■ WRITTEN TASK: List, from the lines below, each one with "this" in it.

■ THE RECORDS:
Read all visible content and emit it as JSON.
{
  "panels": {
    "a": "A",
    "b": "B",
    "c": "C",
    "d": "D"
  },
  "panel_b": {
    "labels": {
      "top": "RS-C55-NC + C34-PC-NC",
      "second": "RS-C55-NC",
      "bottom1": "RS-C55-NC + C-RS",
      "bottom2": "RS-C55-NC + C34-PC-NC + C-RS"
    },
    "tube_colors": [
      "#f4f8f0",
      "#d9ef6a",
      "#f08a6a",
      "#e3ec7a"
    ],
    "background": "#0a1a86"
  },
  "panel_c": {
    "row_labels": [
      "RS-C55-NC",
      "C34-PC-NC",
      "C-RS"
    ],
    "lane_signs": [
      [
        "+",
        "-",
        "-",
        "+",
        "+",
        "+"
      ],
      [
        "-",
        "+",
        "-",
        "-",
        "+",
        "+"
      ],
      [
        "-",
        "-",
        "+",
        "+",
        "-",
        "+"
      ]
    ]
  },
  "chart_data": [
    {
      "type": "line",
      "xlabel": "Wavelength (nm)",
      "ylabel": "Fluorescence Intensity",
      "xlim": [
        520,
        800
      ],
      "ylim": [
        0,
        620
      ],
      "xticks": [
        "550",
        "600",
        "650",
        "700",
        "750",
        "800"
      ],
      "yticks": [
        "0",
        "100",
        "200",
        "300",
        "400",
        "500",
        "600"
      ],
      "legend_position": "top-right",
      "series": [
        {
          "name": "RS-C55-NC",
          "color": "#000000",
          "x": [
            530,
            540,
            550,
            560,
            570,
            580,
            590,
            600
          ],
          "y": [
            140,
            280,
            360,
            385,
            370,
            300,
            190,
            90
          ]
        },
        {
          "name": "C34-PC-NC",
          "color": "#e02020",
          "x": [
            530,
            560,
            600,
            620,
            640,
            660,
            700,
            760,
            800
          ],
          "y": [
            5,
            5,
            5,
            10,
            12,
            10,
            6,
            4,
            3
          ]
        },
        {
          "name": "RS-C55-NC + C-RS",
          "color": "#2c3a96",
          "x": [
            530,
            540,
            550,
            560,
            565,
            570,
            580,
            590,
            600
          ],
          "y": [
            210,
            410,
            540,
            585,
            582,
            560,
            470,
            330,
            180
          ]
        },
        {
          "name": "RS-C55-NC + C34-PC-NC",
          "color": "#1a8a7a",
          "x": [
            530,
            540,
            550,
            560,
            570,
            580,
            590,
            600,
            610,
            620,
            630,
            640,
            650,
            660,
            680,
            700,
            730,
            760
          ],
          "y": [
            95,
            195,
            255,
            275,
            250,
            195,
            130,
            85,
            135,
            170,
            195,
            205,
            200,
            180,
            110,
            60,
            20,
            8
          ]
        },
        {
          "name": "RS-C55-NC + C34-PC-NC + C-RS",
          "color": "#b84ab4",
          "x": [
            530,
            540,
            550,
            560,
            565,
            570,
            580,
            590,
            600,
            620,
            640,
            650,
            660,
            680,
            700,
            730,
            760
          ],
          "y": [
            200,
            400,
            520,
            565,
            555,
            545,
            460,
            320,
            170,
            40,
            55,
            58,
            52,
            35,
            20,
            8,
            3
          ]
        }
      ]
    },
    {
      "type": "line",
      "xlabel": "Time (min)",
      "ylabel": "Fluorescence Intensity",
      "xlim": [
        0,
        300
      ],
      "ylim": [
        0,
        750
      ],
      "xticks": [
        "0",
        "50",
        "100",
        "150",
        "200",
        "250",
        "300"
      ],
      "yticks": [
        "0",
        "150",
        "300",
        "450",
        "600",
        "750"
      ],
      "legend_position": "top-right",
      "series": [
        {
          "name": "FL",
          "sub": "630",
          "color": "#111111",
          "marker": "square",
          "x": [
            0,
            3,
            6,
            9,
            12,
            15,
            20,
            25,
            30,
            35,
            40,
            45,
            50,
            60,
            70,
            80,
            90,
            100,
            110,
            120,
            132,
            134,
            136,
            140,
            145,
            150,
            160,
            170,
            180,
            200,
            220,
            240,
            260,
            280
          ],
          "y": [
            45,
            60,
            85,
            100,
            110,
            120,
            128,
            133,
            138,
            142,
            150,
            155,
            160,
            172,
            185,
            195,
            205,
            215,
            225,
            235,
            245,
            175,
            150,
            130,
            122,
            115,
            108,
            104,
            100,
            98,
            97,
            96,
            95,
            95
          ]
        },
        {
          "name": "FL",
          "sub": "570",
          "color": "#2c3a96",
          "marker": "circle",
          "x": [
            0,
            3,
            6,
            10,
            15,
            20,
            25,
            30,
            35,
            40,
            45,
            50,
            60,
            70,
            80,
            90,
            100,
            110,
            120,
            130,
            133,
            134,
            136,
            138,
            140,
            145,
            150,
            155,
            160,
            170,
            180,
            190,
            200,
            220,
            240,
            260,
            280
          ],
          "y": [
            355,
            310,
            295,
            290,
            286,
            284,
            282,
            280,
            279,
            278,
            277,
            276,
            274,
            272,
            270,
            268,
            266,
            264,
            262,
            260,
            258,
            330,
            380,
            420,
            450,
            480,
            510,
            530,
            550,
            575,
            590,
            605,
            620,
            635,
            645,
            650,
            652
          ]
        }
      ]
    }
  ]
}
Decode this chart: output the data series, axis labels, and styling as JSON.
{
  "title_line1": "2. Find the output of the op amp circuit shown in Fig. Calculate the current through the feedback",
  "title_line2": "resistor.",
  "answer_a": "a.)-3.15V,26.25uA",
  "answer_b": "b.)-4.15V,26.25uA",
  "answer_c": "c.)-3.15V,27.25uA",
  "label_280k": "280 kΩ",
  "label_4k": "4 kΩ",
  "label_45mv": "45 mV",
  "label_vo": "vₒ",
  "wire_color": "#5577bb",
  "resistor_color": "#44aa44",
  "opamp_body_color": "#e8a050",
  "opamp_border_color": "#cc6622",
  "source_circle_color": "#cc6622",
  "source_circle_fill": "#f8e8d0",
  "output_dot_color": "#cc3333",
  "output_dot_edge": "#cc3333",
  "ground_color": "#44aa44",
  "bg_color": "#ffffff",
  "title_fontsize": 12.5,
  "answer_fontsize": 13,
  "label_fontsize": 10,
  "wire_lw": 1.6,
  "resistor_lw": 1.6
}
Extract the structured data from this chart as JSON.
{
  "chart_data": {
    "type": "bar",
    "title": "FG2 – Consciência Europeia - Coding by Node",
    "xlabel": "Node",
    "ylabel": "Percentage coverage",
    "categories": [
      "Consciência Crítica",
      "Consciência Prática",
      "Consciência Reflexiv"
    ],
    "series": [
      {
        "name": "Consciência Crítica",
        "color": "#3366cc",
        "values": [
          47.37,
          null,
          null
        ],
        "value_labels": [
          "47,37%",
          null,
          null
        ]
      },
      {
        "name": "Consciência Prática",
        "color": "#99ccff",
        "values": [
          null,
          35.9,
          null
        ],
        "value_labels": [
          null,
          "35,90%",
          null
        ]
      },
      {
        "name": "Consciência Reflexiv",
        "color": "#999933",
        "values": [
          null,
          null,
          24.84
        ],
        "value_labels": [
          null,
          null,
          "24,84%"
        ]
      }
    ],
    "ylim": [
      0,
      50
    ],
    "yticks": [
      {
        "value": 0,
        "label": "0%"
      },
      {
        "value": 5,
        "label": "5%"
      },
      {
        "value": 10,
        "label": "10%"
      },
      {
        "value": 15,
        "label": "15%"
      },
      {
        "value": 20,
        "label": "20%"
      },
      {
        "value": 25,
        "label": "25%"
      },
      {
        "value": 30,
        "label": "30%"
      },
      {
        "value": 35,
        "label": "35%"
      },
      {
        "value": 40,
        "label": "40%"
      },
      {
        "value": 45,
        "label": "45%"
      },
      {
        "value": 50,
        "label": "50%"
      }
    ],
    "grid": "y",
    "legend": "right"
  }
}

■ EXERCISE RESULT:
Decode this chart: output the data series, axis labels, and styling as JSON.
Extract the structured data from this chart as JSON.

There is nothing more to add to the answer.